> [Work to be completed] Format every line of all the entries below as a JSON list of strings, one string per line, with blank lines omitted. Leave the pictures out of the list.

> [Supplied records]
++++++
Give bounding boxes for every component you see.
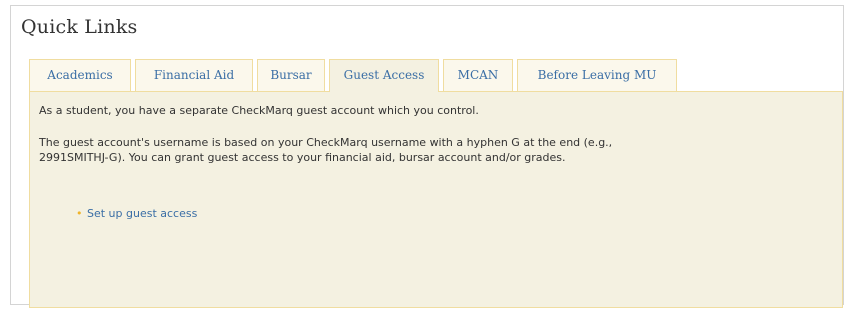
tab-guest-access[interactable]: Guest Access [329, 59, 439, 92]
widget-title: Quick Links [21, 16, 138, 38]
tab-mcan[interactable]: MCAN [443, 59, 513, 91]
tab-bursar[interactable]: Bursar [257, 59, 325, 91]
set-up-guest-access-link[interactable]: Set up guest access [87, 207, 197, 220]
bullet-icon: • [76, 207, 83, 220]
intro-text: As a student, you have a separate CheckM… [39, 104, 479, 117]
setup-link-row: • Set up guest access [76, 207, 197, 220]
details-line-2: 2991SMITHJ-G). You can grant guest acces… [39, 151, 566, 164]
tab-academics[interactable]: Academics [29, 59, 131, 91]
quick-links-widget: Quick Links Academics Financial Aid Burs… [10, 5, 844, 308]
details-line-1: The guest account's username is based on… [39, 136, 613, 149]
guest-account-details: The guest account's username is based on… [39, 135, 759, 165]
tab-before-leaving-mu[interactable]: Before Leaving MU [517, 59, 677, 91]
tab-panel-guest-access: As a student, you have a separate CheckM… [29, 91, 843, 308]
tab-financial-aid[interactable]: Financial Aid [135, 59, 253, 91]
++++++
> [Exercise result]
[
  "Give bounding boxes for every component you see.",
  "tab-guest-access[interactable]: Guest Access [329, 59, 439, 92]",
  "widget-title: Quick Links [21, 16, 138, 38]",
  "tab-mcan[interactable]: MCAN [443, 59, 513, 91]",
  "tab-bursar[interactable]: Bursar [257, 59, 325, 91]",
  "set-up-guest-access-link[interactable]: Set up guest access [87, 207, 197, 220]",
  "bullet-icon: • [76, 207, 83, 220]",
  "intro-text: As a student, you have a separate CheckM… [39, 104, 479, 117]",
  "setup-link-row: • Set up guest access [76, 207, 197, 220]",
  "details-line-2: 2991SMITHJ-G). You can grant guest acces… [39, 151, 566, 164]",
  "tab-academics[interactable]: Academics [29, 59, 131, 91]",
  "quick-links-widget: Quick Links Academics Financial Aid Burs… [10, 5, 844, 308]",
  "details-line-1: The guest account's username is based on… [39, 136, 613, 149]",
  "guest-account-details: The guest account's username is based on… [39, 135, 759, 165]",
  "tab-before-leaving-mu[interactable]: Before Leaving MU [517, 59, 677, 91]",
  "tab-panel-guest-access: As a student, you have a separate CheckM… [29, 91, 843, 308]",
  "tab-financial-aid[interactable]: Financial Aid [135, 59, 253, 91]"
]